◆ STATED TASK ◆
Find every line in the records below that contains the word "name", and copy each such line.

◆ SUPPLIED MATERIAL ◆
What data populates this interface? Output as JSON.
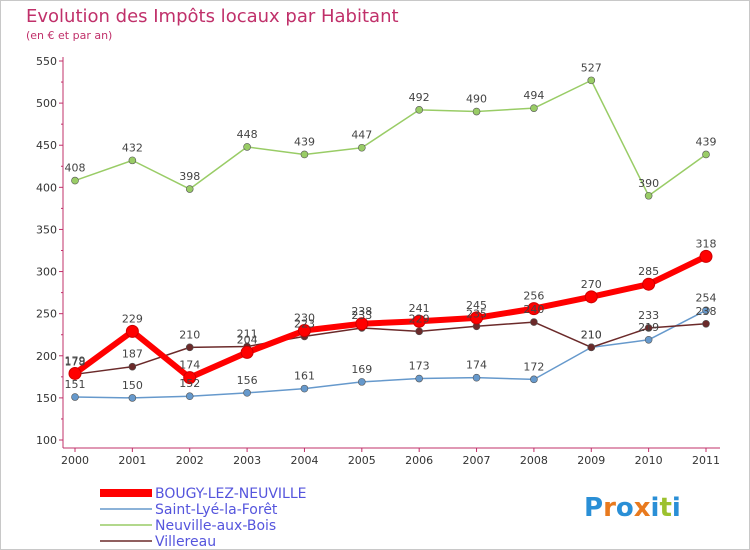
{
  "chart_data": {
    "type": "line",
    "title": "Evolution des Impôts locaux par Habitant",
    "subtitle": "(en € et par an)",
    "x": [
      "2000",
      "2001",
      "2002",
      "2003",
      "2004",
      "2005",
      "2006",
      "2007",
      "2008",
      "2009",
      "2010",
      "2011"
    ],
    "ylim": [
      100,
      550
    ],
    "yticks": [
      100,
      150,
      200,
      250,
      300,
      350,
      400,
      450,
      500,
      550
    ],
    "grid": false,
    "legend_position": "bottom-left",
    "series": [
      {
        "name": "BOUGY-LEZ-NEUVILLE",
        "color": "#ff0000",
        "values": [
          179,
          229,
          174,
          204,
          230,
          238,
          241,
          245,
          256,
          270,
          285,
          318
        ]
      },
      {
        "name": "Saint-Lyé-la-Forêt",
        "color": "#6699cc",
        "values": [
          151,
          150,
          152,
          156,
          161,
          169,
          173,
          174,
          172,
          210,
          219,
          254
        ]
      },
      {
        "name": "Neuville-aux-Bois",
        "color": "#99cc66",
        "values": [
          408,
          432,
          398,
          448,
          439,
          447,
          492,
          490,
          494,
          527,
          390,
          439
        ]
      },
      {
        "name": "Villereau",
        "color": "#6b2a2a",
        "values": [
          178,
          187,
          210,
          211,
          223,
          233,
          229,
          235,
          240,
          210,
          233,
          238
        ]
      }
    ]
  },
  "brand": {
    "letters": [
      "P",
      "r",
      "o",
      "x",
      "i",
      "t",
      "i"
    ],
    "colors": [
      "#2a8fd6",
      "#e87a1e",
      "#2a8fd6",
      "#e87a1e",
      "#2a8fd6",
      "#9cc12e",
      "#2a8fd6"
    ]
  }
}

◆ SOLUTION BELOW ◆
        "name": "BOUGY-LEZ-NEUVILLE",
        "name": "Saint-Lyé-la-Forêt",
        "name": "Neuville-aux-Bois",
        "name": "Villereau",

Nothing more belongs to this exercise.